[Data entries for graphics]
_ _ _ _ _ _ _

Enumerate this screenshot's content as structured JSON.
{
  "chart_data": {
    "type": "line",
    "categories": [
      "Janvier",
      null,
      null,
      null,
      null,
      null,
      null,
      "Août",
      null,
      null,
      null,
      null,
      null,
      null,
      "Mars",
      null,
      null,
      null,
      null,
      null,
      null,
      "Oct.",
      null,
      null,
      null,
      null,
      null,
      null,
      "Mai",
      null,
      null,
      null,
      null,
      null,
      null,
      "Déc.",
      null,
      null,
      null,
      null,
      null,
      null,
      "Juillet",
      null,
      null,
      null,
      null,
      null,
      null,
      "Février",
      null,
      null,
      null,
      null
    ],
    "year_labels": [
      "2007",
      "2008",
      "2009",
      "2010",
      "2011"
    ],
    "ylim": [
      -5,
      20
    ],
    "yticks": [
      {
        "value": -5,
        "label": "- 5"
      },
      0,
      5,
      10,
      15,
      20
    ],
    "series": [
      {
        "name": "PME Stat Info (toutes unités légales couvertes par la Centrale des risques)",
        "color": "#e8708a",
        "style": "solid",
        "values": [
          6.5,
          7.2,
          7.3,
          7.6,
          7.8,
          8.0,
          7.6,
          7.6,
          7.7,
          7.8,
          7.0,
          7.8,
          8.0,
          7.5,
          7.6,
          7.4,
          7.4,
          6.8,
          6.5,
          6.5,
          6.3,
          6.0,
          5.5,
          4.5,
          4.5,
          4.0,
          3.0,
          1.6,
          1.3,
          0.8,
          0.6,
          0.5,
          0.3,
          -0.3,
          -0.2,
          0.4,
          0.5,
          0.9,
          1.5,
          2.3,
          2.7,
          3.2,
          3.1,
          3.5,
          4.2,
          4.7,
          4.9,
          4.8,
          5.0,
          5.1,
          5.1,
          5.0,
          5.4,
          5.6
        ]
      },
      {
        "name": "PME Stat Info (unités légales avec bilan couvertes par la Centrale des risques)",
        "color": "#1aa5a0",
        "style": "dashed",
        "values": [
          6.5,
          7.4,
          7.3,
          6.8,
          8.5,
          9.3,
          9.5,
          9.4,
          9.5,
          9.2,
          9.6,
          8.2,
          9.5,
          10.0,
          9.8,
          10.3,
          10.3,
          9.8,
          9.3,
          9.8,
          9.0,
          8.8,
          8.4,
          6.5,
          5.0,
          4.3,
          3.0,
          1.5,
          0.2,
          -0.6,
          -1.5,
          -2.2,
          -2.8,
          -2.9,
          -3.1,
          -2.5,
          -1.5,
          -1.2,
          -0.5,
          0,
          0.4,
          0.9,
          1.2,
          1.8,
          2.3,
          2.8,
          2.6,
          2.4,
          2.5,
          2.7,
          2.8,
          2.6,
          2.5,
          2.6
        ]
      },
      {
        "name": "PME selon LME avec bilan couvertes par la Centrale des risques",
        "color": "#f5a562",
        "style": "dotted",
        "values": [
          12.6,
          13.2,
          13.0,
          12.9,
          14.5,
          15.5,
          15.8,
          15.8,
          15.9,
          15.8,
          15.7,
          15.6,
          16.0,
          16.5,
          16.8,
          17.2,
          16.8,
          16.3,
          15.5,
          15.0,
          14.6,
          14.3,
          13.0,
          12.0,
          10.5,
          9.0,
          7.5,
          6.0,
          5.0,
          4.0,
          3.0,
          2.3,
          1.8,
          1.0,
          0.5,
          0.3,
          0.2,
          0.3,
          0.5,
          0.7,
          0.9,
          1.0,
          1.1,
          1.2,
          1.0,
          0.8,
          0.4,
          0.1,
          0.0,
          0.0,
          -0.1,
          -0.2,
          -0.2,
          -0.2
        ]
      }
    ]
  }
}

_ _ _ _ _ _ _

_EXERCISE OBJECTIVE_
Above are the records; copy all of them exactly.

_RESPONSE BELOW_
Enumerate this screenshot's content as structured JSON.
{
  "chart_data": {
    "type": "line",
    "categories": [
      "Janvier",
      null,
      null,
      null,
      null,
      null,
      null,
      "Août",
      null,
      null,
      null,
      null,
      null,
      null,
      "Mars",
      null,
      null,
      null,
      null,
      null,
      null,
      "Oct.",
      null,
      null,
      null,
      null,
      null,
      null,
      "Mai",
      null,
      null,
      null,
      null,
      null,
      null,
      "Déc.",
      null,
      null,
      null,
      null,
      null,
      null,
      "Juillet",
      null,
      null,
      null,
      null,
      null,
      null,
      "Février",
      null,
      null,
      null,
      null
    ],
    "year_labels": [
      "2007",
      "2008",
      "2009",
      "2010",
      "2011"
    ],
    "ylim": [
      -5,
      20
    ],
    "yticks": [
      {
        "value": -5,
        "label": "- 5"
      },
      0,
      5,
      10,
      15,
      20
    ],
    "series": [
      {
        "name": "PME Stat Info (toutes unités légales couvertes par la Centrale des risques)",
        "color": "#e8708a",
        "style": "solid",
        "values": [
          6.5,
          7.2,
          7.3,
          7.6,
          7.8,
          8.0,
          7.6,
          7.6,
          7.7,
          7.8,
          7.0,
          7.8,
          8.0,
          7.5,
          7.6,
          7.4,
          7.4,
          6.8,
          6.5,
          6.5,
          6.3,
          6.0,
          5.5,
          4.5,
          4.5,
          4.0,
          3.0,
          1.6,
          1.3,
          0.8,
          0.6,
          0.5,
          0.3,
          -0.3,
          -0.2,
          0.4,
          0.5,
          0.9,
          1.5,
          2.3,
          2.7,
          3.2,
          3.1,
          3.5,
          4.2,
          4.7,
          4.9,
          4.8,
          5.0,
          5.1,
          5.1,
          5.0,
          5.4,
          5.6
        ]
      },
      {
        "name": "PME Stat Info (unités légales avec bilan couvertes par la Centrale des risques)",
        "color": "#1aa5a0",
        "style": "dashed",
        "values": [
          6.5,
          7.4,
          7.3,
          6.8,
          8.5,
          9.3,
          9.5,
          9.4,
          9.5,
          9.2,
          9.6,
          8.2,
          9.5,
          10.0,
          9.8,
          10.3,
          10.3,
          9.8,
          9.3,
          9.8,
          9.0,
          8.8,
          8.4,
          6.5,
          5.0,
          4.3,
          3.0,
          1.5,
          0.2,
          -0.6,
          -1.5,
          -2.2,
          -2.8,
          -2.9,
          -3.1,
          -2.5,
          -1.5,
          -1.2,
          -0.5,
          0,
          0.4,
          0.9,
          1.2,
          1.8,
          2.3,
          2.8,
          2.6,
          2.4,
          2.5,
          2.7,
          2.8,
          2.6,
          2.5,
          2.6
        ]
      },
      {
        "name": "PME selon LME avec bilan couvertes par la Centrale des risques",
        "color": "#f5a562",
        "style": "dotted",
        "values": [
          12.6,
          13.2,
          13.0,
          12.9,
          14.5,
          15.5,
          15.8,
          15.8,
          15.9,
          15.8,
          15.7,
          15.6,
          16.0,
          16.5,
          16.8,
          17.2,
          16.8,
          16.3,
          15.5,
          15.0,
          14.6,
          14.3,
          13.0,
          12.0,
          10.5,
          9.0,
          7.5,
          6.0,
          5.0,
          4.0,
          3.0,
          2.3,
          1.8,
          1.0,
          0.5,
          0.3,
          0.2,
          0.3,
          0.5,
          0.7,
          0.9,
          1.0,
          1.1,
          1.2,
          1.0,
          0.8,
          0.4,
          0.1,
          0.0,
          0.0,
          -0.1,
          -0.2,
          -0.2,
          -0.2
        ]
      }
    ]
  }
}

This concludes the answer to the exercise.